[Figure contents as structured data]
============================================================

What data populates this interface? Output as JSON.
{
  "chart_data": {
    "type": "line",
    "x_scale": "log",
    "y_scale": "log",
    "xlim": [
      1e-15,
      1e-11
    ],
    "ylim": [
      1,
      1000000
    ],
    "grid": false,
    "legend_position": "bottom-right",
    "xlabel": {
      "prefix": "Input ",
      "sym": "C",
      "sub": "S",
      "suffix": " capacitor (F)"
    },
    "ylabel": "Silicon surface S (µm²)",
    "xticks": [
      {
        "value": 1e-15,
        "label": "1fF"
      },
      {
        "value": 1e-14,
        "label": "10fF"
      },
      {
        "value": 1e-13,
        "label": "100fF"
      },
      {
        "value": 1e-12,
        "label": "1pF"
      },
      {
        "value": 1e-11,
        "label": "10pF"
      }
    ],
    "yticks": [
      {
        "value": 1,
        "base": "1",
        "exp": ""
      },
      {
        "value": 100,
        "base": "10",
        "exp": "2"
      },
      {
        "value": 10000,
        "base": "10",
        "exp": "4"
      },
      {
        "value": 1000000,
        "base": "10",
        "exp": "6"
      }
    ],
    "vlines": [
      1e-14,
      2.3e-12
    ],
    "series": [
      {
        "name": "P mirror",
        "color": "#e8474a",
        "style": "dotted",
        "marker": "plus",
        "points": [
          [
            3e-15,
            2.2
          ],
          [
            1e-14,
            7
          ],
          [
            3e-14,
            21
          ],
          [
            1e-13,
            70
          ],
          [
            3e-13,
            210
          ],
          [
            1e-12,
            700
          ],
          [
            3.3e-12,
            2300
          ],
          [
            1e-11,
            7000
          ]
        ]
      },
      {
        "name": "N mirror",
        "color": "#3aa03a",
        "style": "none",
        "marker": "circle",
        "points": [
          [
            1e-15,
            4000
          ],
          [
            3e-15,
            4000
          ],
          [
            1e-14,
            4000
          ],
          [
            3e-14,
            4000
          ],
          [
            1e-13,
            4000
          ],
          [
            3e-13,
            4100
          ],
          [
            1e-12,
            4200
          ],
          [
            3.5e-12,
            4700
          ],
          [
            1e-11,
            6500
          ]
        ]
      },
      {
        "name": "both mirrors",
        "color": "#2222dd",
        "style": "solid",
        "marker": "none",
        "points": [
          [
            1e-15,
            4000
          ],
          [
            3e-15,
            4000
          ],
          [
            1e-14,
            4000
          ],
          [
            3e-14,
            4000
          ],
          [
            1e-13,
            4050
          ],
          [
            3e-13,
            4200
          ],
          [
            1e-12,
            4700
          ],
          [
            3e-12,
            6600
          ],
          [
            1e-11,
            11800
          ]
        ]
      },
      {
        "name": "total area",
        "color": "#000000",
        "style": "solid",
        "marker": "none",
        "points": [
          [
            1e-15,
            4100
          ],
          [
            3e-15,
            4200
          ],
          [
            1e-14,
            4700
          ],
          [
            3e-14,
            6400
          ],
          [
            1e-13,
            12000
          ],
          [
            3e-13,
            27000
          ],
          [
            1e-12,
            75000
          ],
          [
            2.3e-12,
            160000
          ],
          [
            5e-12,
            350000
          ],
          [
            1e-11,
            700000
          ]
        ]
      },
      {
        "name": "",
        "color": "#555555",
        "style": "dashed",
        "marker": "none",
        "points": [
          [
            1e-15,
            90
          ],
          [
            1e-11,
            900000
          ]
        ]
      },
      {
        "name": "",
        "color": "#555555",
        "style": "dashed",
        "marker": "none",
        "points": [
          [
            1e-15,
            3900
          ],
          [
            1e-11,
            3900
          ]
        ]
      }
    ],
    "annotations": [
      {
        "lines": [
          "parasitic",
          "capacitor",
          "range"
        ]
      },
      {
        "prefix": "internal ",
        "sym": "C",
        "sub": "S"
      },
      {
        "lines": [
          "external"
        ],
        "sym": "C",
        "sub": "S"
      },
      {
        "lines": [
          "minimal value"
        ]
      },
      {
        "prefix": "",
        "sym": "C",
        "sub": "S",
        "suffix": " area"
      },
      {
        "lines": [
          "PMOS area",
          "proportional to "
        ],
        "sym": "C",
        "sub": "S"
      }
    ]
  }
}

============================================================

Each entry above is to be quoted exactly.

◆ **Solution to this problem**
What data populates this interface? Output as JSON.
{
  "chart_data": {
    "type": "line",
    "x_scale": "log",
    "y_scale": "log",
    "xlim": [
      1e-15,
      1e-11
    ],
    "ylim": [
      1,
      1000000
    ],
    "grid": false,
    "legend_position": "bottom-right",
    "xlabel": {
      "prefix": "Input ",
      "sym": "C",
      "sub": "S",
      "suffix": " capacitor (F)"
    },
    "ylabel": "Silicon surface S (µm²)",
    "xticks": [
      {
        "value": 1e-15,
        "label": "1fF"
      },
      {
        "value": 1e-14,
        "label": "10fF"
      },
      {
        "value": 1e-13,
        "label": "100fF"
      },
      {
        "value": 1e-12,
        "label": "1pF"
      },
      {
        "value": 1e-11,
        "label": "10pF"
      }
    ],
    "yticks": [
      {
        "value": 1,
        "base": "1",
        "exp": ""
      },
      {
        "value": 100,
        "base": "10",
        "exp": "2"
      },
      {
        "value": 10000,
        "base": "10",
        "exp": "4"
      },
      {
        "value": 1000000,
        "base": "10",
        "exp": "6"
      }
    ],
    "vlines": [
      1e-14,
      2.3e-12
    ],
    "series": [
      {
        "name": "P mirror",
        "color": "#e8474a",
        "style": "dotted",
        "marker": "plus",
        "points": [
          [
            3e-15,
            2.2
          ],
          [
            1e-14,
            7
          ],
          [
            3e-14,
            21
          ],
          [
            1e-13,
            70
          ],
          [
            3e-13,
            210
          ],
          [
            1e-12,
            700
          ],
          [
            3.3e-12,
            2300
          ],
          [
            1e-11,
            7000
          ]
        ]
      },
      {
        "name": "N mirror",
        "color": "#3aa03a",
        "style": "none",
        "marker": "circle",
        "points": [
          [
            1e-15,
            4000
          ],
          [
            3e-15,
            4000
          ],
          [
            1e-14,
            4000
          ],
          [
            3e-14,
            4000
          ],
          [
            1e-13,
            4000
          ],
          [
            3e-13,
            4100
          ],
          [
            1e-12,
            4200
          ],
          [
            3.5e-12,
            4700
          ],
          [
            1e-11,
            6500
          ]
        ]
      },
      {
        "name": "both mirrors",
        "color": "#2222dd",
        "style": "solid",
        "marker": "none",
        "points": [
          [
            1e-15,
            4000
          ],
          [
            3e-15,
            4000
          ],
          [
            1e-14,
            4000
          ],
          [
            3e-14,
            4000
          ],
          [
            1e-13,
            4050
          ],
          [
            3e-13,
            4200
          ],
          [
            1e-12,
            4700
          ],
          [
            3e-12,
            6600
          ],
          [
            1e-11,
            11800
          ]
        ]
      },
      {
        "name": "total area",
        "color": "#000000",
        "style": "solid",
        "marker": "none",
        "points": [
          [
            1e-15,
            4100
          ],
          [
            3e-15,
            4200
          ],
          [
            1e-14,
            4700
          ],
          [
            3e-14,
            6400
          ],
          [
            1e-13,
            12000
          ],
          [
            3e-13,
            27000
          ],
          [
            1e-12,
            75000
          ],
          [
            2.3e-12,
            160000
          ],
          [
            5e-12,
            350000
          ],
          [
            1e-11,
            700000
          ]
        ]
      },
      {
        "name": "",
        "color": "#555555",
        "style": "dashed",
        "marker": "none",
        "points": [
          [
            1e-15,
            90
          ],
          [
            1e-11,
            900000
          ]
        ]
      },
      {
        "name": "",
        "color": "#555555",
        "style": "dashed",
        "marker": "none",
        "points": [
          [
            1e-15,
            3900
          ],
          [
            1e-11,
            3900
          ]
        ]
      }
    ],
    "annotations": [
      {
        "lines": [
          "parasitic",
          "capacitor",
          "range"
        ]
      },
      {
        "prefix": "internal ",
        "sym": "C",
        "sub": "S"
      },
      {
        "lines": [
          "external"
        ],
        "sym": "C",
        "sub": "S"
      },
      {
        "lines": [
          "minimal value"
        ]
      },
      {
        "prefix": "",
        "sym": "C",
        "sub": "S",
        "suffix": " area"
      },
      {
        "lines": [
          "PMOS area",
          "proportional to "
        ],
        "sym": "C",
        "sub": "S"
      }
    ]
  }
}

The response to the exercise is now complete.